#### YOUR OBJECTIVE
Review the listing and copy each line that holds the word "Guangzhou".

#### DATASET

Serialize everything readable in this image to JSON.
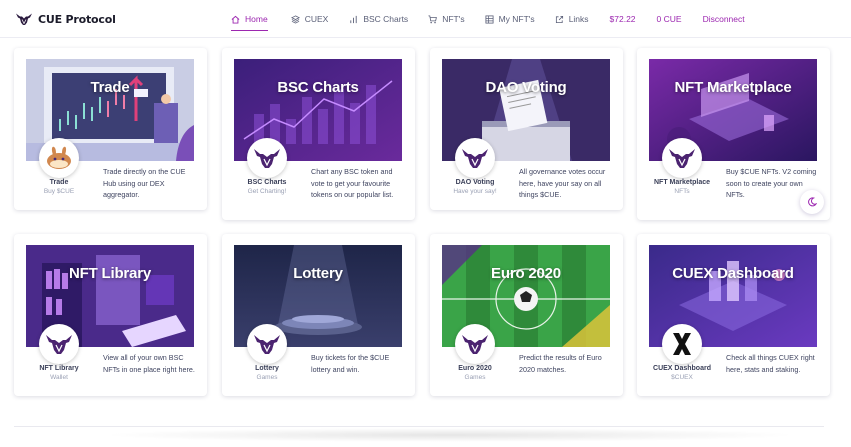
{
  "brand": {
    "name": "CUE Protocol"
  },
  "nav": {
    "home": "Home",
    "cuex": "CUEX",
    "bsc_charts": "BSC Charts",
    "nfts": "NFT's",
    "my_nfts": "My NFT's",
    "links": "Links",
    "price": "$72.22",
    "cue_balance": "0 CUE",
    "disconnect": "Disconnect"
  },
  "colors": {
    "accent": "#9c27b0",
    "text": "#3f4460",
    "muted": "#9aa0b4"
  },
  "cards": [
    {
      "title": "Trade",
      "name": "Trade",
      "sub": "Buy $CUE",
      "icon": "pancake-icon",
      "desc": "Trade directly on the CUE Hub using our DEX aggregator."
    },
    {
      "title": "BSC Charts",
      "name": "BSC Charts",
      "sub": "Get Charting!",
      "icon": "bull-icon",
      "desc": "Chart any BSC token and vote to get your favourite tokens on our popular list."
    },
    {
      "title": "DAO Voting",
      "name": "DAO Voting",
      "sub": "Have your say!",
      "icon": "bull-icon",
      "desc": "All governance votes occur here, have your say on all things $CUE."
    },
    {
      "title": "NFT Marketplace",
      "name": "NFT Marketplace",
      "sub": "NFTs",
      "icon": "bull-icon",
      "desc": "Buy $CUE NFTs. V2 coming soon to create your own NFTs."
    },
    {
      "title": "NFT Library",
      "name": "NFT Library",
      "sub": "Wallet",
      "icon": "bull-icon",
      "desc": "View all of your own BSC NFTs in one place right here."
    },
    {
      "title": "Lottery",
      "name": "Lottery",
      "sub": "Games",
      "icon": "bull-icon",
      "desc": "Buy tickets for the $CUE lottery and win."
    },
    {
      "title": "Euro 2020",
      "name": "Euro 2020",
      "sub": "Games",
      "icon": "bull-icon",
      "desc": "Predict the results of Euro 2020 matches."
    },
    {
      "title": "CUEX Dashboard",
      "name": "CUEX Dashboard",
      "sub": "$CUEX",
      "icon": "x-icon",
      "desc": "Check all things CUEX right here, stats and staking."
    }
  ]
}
* * *
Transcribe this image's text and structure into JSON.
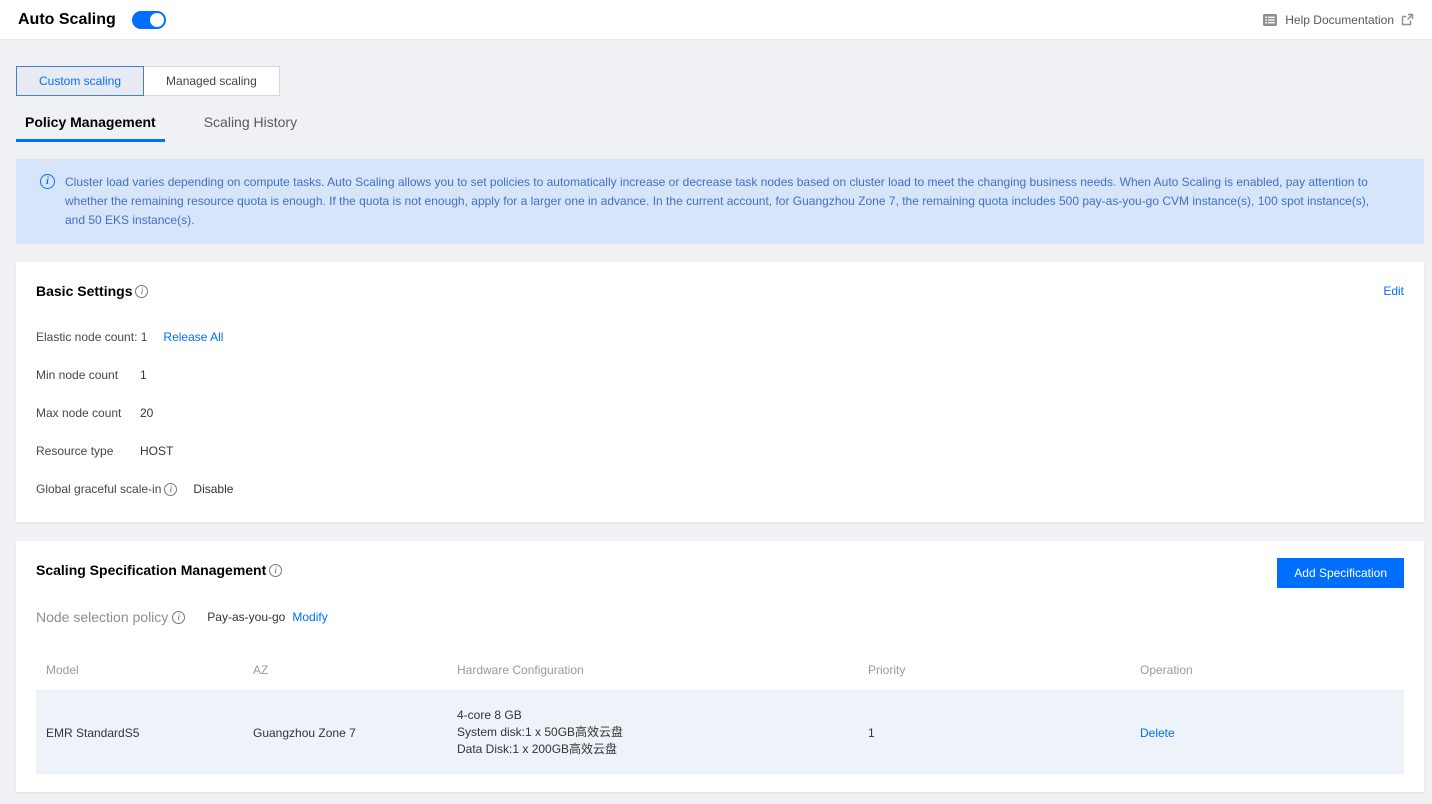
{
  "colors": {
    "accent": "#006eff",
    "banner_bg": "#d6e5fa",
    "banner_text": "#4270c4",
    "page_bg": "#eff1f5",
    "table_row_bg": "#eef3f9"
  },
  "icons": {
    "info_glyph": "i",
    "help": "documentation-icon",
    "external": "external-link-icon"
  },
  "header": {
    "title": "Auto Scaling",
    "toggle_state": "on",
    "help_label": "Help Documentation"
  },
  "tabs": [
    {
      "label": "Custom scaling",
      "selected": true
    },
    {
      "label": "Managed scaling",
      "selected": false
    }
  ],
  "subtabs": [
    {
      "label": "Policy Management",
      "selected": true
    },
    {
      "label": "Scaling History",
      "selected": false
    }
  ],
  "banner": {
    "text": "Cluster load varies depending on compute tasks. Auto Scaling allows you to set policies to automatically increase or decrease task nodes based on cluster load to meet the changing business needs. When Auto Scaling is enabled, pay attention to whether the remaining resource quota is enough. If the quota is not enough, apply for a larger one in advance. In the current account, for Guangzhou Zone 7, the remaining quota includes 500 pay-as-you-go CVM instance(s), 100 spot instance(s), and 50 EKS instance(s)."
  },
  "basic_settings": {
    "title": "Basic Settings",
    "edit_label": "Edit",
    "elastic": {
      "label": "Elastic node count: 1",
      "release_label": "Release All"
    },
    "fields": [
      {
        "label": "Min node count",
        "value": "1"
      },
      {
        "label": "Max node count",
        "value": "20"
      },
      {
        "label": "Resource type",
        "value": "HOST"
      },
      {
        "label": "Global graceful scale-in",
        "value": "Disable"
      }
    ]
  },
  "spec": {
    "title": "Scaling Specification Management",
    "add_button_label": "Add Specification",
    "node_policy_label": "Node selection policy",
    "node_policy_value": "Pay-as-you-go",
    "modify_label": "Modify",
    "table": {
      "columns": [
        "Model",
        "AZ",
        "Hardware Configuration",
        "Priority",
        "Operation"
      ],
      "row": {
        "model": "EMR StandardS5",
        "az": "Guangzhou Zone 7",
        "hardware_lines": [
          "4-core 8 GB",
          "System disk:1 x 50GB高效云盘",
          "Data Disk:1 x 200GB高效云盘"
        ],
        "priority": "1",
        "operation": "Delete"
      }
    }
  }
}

#### TASK RESULT
    "text": "Cluster load varies depending on compute tasks. Auto Scaling allows you to set policies to automatically increase or decrease task nodes based on cluster load to meet the changing business needs. When Auto Scaling is enabled, pay attention to whether the remaining resource quota is enough. If the quota is not enough, apply for a larger one in advance. In the current account, for Guangzhou Zone 7, the remaining quota includes 500 pay-as-you-go CVM instance(s), 100 spot instance(s), and 50 EKS instance(s)."
        "az": "Guangzhou Zone 7",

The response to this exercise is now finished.